• Task details:
Search the records for "trans". Copy every line where it appears.

* begin *

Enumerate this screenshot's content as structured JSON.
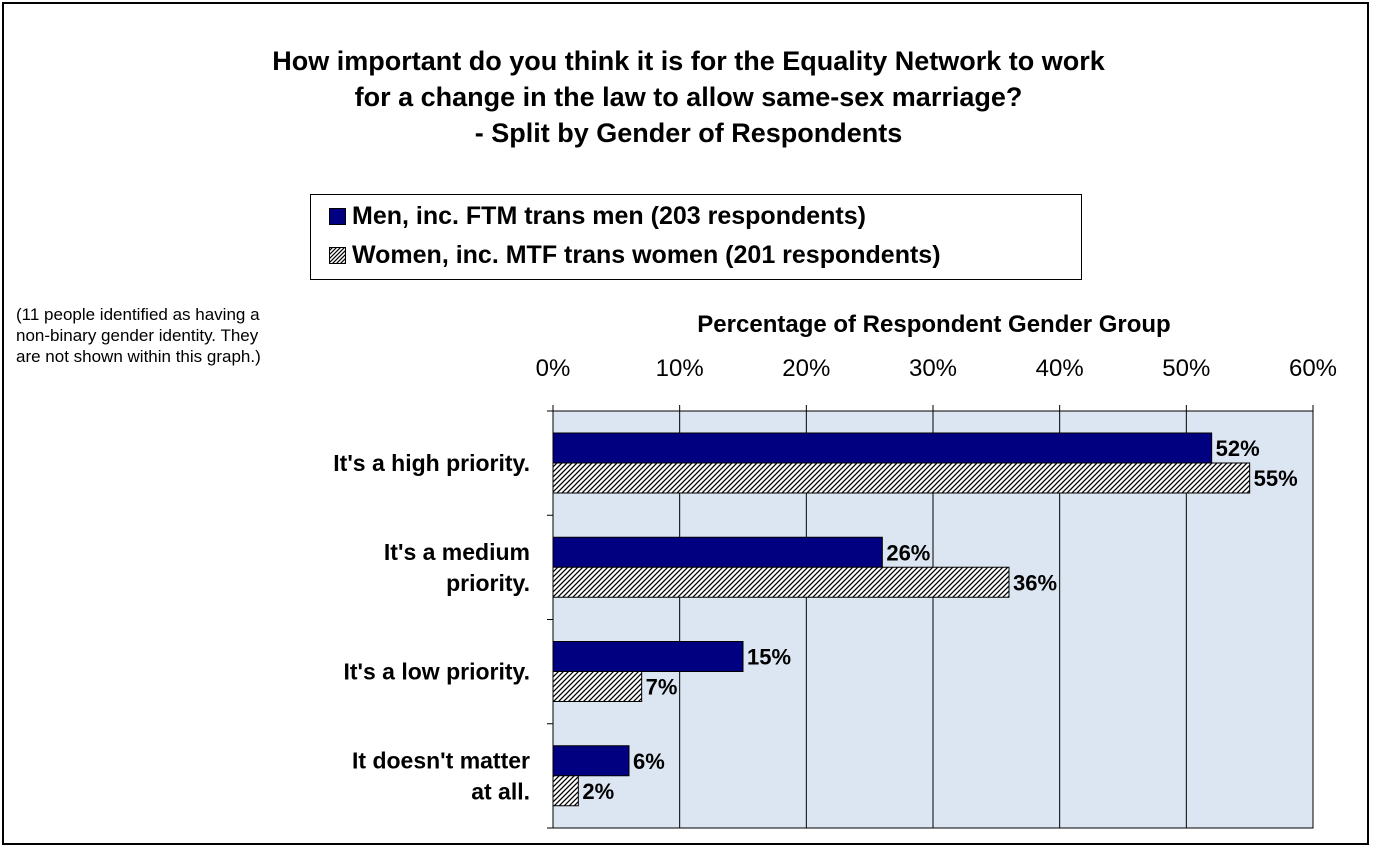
{
  "chart_data": {
    "type": "bar",
    "orientation": "horizontal",
    "title_lines": [
      "How important do you think it is for the Equality Network to work",
      "for a change in the law to allow same-sex marriage?",
      "- Split by Gender of Respondents"
    ],
    "xlabel": "Percentage of Respondent Gender Group",
    "xlim": [
      0,
      60
    ],
    "xticks": [
      "0%",
      "10%",
      "20%",
      "30%",
      "40%",
      "50%",
      "60%"
    ],
    "categories": [
      [
        "It's a high priority."
      ],
      [
        "It's a medium",
        "priority."
      ],
      [
        "It's a low priority."
      ],
      [
        "It doesn't matter",
        "at all."
      ]
    ],
    "series": [
      {
        "name": "Men, inc. FTM trans men (203 respondents)",
        "values": [
          52,
          26,
          15,
          6
        ],
        "labels": [
          "52%",
          "26%",
          "15%",
          "6%"
        ],
        "color": "#000080",
        "pattern": "solid"
      },
      {
        "name": "Women, inc. MTF trans women (201 respondents)",
        "values": [
          55,
          36,
          7,
          2
        ],
        "labels": [
          "55%",
          "36%",
          "7%",
          "2%"
        ],
        "color": "#ffffff",
        "pattern": "diagonal-hatch"
      }
    ],
    "grid": true,
    "plot_background": "#dce6f2",
    "legend_position": "top",
    "note_lines": [
      "(11 people identified as having a",
      "non-binary gender identity. They",
      "are not shown within this graph.)"
    ]
  }
}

* end *

• Written reply:
        "name": "Men, inc. FTM trans men (203 respondents)",
        "name": "Women, inc. MTF trans women (201 respondents)",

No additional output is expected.